Stated task: Search the data for the string "WEATHERBURY" and extract every line where it appears.
****************************************
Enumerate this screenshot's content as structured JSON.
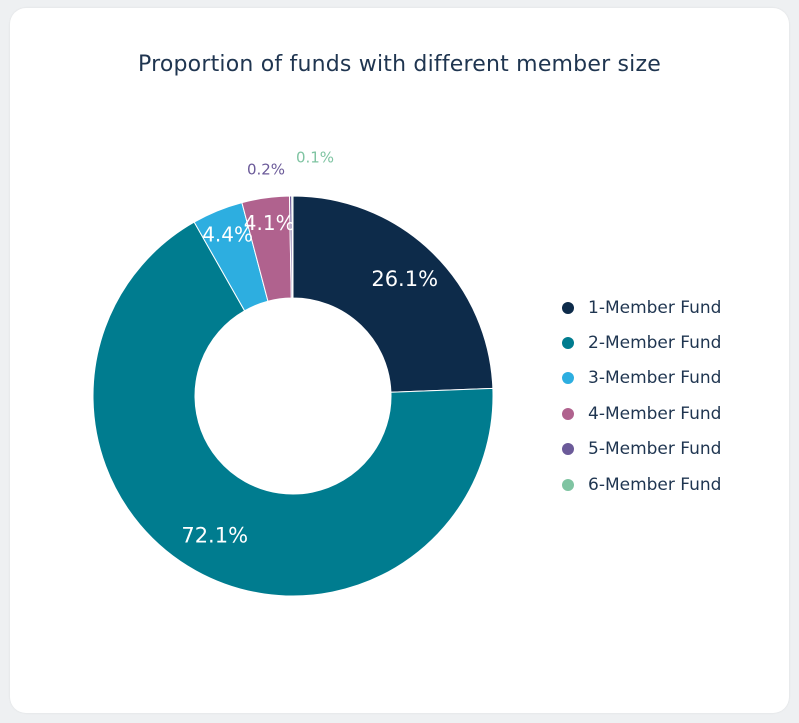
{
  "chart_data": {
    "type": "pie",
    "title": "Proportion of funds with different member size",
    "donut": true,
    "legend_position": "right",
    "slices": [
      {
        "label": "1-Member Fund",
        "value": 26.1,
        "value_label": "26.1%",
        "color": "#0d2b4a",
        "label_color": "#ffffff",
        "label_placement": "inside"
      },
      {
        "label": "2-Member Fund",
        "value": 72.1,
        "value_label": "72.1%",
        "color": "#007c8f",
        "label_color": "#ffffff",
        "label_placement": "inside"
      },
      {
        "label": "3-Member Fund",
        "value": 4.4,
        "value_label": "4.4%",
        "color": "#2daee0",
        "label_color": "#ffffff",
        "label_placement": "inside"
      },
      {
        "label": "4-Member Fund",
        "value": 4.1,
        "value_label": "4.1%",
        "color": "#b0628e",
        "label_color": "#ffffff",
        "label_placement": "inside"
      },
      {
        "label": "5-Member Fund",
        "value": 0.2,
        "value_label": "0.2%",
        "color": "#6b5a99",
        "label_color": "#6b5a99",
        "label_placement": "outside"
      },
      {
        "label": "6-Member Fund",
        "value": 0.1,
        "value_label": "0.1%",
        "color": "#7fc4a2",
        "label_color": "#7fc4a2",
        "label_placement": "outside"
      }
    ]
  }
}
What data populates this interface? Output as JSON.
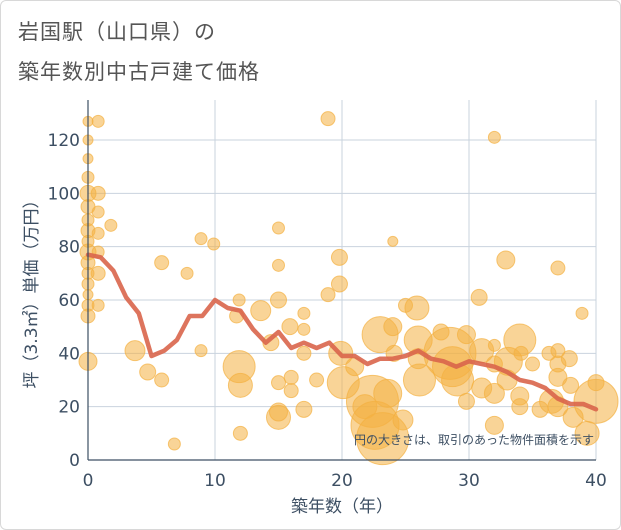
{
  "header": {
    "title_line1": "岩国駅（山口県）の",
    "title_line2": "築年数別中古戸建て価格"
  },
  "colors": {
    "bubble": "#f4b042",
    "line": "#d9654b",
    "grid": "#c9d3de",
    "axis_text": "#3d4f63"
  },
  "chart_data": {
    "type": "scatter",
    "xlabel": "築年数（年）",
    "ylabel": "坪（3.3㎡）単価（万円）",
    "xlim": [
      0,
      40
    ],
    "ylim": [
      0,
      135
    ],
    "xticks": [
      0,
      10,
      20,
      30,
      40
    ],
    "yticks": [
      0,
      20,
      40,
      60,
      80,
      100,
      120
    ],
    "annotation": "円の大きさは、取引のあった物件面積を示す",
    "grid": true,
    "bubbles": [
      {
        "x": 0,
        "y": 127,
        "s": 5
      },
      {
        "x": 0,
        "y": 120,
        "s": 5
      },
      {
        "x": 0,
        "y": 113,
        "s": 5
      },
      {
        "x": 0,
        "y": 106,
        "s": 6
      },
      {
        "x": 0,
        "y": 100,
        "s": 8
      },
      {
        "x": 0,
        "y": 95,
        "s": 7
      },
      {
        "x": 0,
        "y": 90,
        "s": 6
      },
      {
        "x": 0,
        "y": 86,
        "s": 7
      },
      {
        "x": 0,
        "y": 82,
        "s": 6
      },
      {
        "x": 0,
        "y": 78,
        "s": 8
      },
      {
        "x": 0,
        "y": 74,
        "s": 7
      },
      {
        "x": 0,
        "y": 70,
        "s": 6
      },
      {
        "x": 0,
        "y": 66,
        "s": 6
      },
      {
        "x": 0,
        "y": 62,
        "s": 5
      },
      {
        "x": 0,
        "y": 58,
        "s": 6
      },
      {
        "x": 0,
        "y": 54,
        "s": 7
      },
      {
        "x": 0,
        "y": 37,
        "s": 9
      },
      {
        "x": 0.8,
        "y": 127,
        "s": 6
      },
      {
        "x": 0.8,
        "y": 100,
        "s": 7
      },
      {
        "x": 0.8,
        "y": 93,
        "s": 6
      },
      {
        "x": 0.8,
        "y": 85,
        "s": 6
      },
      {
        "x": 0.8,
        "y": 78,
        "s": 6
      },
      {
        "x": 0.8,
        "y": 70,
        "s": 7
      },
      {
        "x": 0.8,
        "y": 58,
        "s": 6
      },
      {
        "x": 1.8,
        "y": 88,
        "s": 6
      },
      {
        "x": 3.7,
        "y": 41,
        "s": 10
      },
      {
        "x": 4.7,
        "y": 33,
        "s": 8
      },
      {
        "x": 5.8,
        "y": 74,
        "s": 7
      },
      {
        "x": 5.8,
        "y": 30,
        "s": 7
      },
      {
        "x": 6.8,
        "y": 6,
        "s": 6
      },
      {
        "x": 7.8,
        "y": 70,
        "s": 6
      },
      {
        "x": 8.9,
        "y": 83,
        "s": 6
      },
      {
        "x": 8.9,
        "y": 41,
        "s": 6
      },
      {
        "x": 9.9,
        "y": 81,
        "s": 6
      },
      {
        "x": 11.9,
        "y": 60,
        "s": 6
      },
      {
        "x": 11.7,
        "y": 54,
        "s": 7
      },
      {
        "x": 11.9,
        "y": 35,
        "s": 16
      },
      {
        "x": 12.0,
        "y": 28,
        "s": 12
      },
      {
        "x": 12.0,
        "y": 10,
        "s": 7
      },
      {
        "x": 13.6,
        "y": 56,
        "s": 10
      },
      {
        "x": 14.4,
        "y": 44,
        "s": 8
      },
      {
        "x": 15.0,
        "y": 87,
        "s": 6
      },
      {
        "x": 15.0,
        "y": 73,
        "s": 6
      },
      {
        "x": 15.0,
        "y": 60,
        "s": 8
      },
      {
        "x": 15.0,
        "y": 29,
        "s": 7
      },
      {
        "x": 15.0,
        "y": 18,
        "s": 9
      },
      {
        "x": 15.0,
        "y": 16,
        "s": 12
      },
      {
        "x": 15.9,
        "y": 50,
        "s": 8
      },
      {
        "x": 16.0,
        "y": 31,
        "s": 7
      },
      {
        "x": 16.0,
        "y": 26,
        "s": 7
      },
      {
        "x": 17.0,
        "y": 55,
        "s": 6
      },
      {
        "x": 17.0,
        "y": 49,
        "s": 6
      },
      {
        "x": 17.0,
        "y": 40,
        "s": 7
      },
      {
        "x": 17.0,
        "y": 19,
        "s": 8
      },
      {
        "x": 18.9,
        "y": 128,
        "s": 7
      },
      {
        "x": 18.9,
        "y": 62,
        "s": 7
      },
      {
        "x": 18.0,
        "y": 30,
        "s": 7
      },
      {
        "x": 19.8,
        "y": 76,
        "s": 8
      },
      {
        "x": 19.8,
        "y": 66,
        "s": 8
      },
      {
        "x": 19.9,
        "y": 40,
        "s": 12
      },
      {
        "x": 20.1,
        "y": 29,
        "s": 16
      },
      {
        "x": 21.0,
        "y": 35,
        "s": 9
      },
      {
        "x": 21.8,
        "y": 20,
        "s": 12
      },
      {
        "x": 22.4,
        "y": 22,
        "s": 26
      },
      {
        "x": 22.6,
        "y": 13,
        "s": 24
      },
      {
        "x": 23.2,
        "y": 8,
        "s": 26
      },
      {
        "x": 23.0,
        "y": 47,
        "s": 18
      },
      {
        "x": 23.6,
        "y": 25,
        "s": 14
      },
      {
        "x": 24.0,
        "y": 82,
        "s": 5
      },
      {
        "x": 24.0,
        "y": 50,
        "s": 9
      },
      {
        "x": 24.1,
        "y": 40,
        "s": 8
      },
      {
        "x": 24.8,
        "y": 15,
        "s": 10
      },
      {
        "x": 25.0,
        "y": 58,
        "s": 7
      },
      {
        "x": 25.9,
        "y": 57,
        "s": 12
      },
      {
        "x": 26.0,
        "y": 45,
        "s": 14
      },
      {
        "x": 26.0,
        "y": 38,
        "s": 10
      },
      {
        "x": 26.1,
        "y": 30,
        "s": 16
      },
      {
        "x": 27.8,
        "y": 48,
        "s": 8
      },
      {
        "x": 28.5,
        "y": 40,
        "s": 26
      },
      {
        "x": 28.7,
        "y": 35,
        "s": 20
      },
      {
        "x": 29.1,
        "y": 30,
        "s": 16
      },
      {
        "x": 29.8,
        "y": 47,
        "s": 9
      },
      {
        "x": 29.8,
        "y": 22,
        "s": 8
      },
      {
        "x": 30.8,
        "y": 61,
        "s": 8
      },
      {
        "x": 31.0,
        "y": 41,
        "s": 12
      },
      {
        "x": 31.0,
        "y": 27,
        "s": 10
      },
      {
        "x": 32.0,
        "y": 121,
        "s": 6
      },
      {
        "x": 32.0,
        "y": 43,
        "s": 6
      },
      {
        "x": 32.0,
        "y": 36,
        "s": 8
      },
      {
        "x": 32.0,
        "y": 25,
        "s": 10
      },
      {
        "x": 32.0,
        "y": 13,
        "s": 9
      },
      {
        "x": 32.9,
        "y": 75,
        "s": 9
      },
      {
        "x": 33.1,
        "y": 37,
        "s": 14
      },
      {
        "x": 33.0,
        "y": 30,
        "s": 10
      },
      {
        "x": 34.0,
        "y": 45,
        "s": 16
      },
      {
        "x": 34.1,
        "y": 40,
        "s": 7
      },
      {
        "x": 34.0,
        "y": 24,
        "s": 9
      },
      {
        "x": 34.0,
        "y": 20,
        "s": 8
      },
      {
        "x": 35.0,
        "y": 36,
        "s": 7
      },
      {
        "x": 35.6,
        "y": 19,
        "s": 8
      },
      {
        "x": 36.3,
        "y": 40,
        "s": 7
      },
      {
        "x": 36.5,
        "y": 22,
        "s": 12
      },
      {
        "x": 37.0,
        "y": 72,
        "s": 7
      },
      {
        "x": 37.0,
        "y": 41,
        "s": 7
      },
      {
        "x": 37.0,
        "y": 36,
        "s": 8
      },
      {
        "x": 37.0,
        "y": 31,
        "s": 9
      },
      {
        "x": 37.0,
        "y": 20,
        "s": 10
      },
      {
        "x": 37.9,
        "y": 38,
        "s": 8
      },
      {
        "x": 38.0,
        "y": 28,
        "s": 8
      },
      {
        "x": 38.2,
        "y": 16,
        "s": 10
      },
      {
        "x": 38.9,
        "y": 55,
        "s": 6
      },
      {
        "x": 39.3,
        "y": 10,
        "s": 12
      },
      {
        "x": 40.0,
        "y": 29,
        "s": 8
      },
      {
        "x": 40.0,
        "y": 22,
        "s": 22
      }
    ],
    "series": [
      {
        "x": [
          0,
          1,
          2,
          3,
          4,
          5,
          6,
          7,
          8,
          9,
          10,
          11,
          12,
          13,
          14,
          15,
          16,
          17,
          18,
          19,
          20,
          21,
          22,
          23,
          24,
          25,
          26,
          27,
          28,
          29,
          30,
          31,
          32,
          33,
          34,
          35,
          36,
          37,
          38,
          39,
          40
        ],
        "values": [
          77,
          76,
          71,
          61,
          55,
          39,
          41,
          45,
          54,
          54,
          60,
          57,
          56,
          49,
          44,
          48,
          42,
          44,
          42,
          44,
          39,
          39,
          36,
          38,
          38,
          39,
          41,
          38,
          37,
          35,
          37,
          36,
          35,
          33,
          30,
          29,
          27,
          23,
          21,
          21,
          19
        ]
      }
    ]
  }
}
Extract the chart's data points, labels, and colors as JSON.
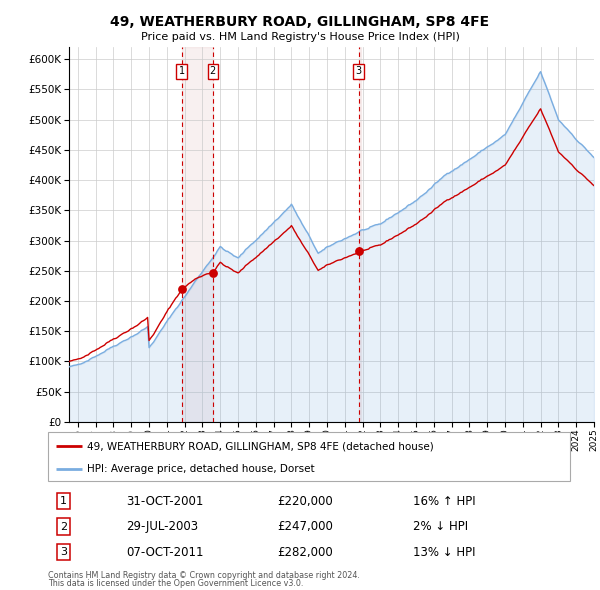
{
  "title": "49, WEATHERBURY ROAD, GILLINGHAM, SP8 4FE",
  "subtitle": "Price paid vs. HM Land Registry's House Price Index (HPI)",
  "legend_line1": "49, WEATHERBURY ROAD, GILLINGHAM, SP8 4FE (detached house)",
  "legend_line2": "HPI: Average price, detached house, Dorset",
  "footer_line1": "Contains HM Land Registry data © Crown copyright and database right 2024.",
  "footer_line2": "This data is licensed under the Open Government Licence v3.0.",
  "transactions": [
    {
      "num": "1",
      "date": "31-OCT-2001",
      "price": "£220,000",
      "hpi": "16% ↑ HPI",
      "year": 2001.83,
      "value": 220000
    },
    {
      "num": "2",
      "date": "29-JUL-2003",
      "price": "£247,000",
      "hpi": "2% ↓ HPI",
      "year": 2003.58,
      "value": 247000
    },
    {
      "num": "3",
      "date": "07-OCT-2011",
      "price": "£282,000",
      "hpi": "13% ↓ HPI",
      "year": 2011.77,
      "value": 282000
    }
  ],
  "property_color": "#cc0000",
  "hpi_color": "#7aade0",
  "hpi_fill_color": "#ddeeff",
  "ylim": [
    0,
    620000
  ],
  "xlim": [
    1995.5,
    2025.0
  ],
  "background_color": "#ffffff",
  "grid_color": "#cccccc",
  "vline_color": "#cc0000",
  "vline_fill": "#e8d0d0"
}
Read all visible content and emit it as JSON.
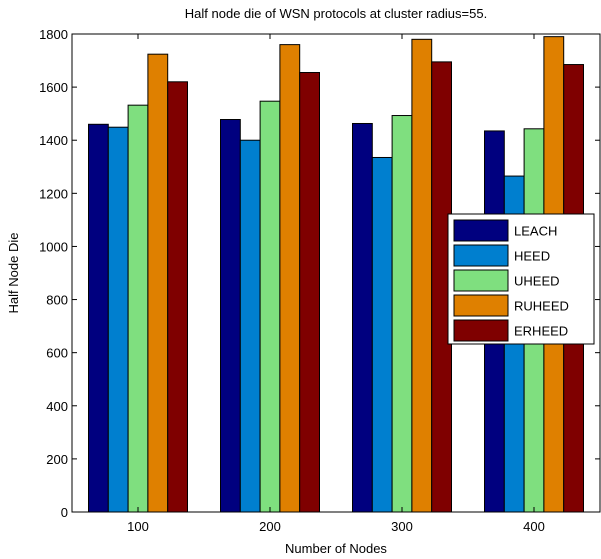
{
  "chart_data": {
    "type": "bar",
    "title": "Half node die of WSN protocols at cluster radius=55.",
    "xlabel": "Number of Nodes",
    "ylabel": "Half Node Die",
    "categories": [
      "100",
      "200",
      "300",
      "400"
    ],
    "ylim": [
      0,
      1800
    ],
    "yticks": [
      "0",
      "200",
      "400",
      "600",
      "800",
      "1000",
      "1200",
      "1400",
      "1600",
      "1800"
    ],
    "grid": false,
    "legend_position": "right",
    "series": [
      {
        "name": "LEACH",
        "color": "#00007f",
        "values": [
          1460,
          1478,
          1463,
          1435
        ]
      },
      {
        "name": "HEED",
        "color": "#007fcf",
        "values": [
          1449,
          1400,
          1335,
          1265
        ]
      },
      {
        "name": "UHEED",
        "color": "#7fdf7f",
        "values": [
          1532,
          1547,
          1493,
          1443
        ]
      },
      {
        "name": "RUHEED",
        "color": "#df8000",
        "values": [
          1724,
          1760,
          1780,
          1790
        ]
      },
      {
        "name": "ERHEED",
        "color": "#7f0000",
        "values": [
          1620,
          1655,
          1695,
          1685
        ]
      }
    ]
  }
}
****************************************
Output for this task:
  "title": "49, WEATHERBURY ROAD, GILLINGHAM, SP8 4FE",
  "legend_line1": "49, WEATHERBURY ROAD, GILLINGHAM, SP8 4FE (detached house)",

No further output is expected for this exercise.